[START]
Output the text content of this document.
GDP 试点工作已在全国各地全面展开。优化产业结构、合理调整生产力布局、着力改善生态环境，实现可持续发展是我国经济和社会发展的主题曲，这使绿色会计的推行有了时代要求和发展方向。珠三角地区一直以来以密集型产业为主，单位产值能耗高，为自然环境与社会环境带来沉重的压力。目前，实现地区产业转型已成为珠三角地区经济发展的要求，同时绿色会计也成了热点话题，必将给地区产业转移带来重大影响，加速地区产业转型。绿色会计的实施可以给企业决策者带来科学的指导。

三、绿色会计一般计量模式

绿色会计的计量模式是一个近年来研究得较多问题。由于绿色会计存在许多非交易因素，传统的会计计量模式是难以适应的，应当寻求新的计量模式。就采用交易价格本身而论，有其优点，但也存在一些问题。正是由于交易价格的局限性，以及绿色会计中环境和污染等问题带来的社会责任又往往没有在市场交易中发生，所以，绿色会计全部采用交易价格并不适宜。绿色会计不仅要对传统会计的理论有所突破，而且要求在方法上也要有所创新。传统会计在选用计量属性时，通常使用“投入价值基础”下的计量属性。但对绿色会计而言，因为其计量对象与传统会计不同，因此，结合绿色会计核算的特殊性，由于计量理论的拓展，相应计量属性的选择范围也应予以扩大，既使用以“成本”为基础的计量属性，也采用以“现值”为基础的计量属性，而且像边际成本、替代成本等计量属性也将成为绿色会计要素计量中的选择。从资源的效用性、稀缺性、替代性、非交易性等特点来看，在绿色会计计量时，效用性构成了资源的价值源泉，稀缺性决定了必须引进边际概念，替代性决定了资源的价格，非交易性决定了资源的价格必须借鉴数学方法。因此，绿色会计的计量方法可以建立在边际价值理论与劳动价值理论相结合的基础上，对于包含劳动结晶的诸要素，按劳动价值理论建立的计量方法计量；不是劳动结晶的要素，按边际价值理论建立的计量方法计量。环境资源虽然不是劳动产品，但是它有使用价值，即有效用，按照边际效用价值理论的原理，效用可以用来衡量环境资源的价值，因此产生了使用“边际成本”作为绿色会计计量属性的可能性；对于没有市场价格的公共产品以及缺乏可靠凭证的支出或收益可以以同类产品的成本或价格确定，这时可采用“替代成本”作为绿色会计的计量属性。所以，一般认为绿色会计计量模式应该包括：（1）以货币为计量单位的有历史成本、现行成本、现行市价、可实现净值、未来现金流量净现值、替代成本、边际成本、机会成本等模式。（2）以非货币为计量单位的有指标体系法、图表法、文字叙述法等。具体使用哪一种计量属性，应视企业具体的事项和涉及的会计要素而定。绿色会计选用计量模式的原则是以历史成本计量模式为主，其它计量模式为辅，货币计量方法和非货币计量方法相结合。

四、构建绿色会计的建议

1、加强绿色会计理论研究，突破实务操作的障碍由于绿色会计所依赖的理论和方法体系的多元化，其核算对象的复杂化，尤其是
[END]
[START]
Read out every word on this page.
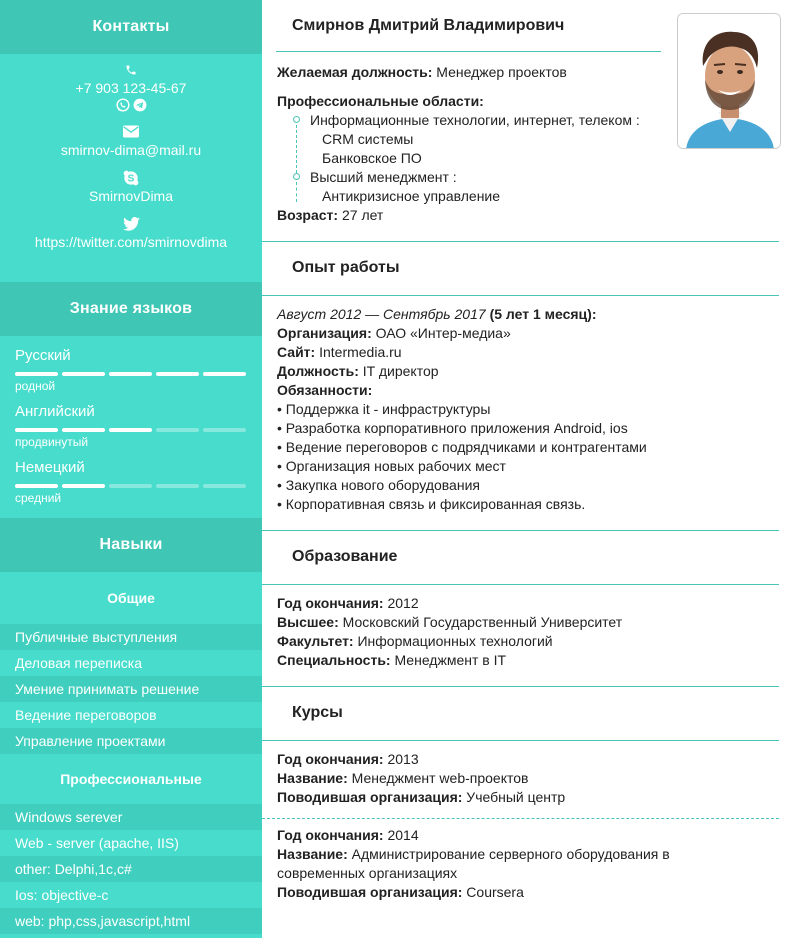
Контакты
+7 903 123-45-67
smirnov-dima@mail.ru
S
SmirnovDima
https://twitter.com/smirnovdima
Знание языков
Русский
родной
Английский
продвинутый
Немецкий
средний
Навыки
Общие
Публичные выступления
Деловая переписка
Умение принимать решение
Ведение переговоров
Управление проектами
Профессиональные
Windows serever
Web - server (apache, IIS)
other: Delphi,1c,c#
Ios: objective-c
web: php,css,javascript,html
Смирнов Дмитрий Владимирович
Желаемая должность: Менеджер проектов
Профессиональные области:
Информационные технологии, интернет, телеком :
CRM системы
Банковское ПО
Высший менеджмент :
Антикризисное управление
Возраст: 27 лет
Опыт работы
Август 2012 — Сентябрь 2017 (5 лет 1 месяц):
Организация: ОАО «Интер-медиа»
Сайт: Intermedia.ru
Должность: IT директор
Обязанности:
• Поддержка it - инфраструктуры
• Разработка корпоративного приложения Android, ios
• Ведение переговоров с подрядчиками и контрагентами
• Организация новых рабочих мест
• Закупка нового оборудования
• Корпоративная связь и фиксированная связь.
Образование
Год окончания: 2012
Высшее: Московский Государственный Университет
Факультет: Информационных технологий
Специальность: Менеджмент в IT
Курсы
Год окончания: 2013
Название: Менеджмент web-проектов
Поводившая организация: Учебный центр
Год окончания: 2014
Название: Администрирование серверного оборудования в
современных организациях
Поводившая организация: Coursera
[END]
[START]
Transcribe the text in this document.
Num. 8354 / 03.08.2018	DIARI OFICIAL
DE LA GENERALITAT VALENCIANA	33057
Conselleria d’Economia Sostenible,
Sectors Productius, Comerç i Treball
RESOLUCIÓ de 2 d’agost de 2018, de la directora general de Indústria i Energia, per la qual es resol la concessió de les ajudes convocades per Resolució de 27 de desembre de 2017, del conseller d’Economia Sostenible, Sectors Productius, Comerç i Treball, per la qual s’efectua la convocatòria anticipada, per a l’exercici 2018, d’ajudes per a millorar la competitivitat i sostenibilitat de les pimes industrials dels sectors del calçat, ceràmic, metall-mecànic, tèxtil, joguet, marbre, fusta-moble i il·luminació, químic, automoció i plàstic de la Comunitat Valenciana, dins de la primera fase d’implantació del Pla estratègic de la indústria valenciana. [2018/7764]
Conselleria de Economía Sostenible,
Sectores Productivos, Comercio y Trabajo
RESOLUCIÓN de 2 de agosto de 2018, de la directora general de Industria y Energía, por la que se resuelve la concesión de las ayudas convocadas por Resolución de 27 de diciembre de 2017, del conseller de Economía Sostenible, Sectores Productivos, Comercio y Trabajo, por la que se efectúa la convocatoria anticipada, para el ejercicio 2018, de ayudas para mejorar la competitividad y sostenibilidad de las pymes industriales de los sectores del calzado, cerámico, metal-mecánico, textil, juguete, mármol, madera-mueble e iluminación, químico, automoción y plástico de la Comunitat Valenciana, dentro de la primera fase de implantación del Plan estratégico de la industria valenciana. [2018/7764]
[END]
- **Your task**
Of the lines above, copy each that contains "Профессиональные".

- **Right answer**
Профессиональные
Профессиональные области:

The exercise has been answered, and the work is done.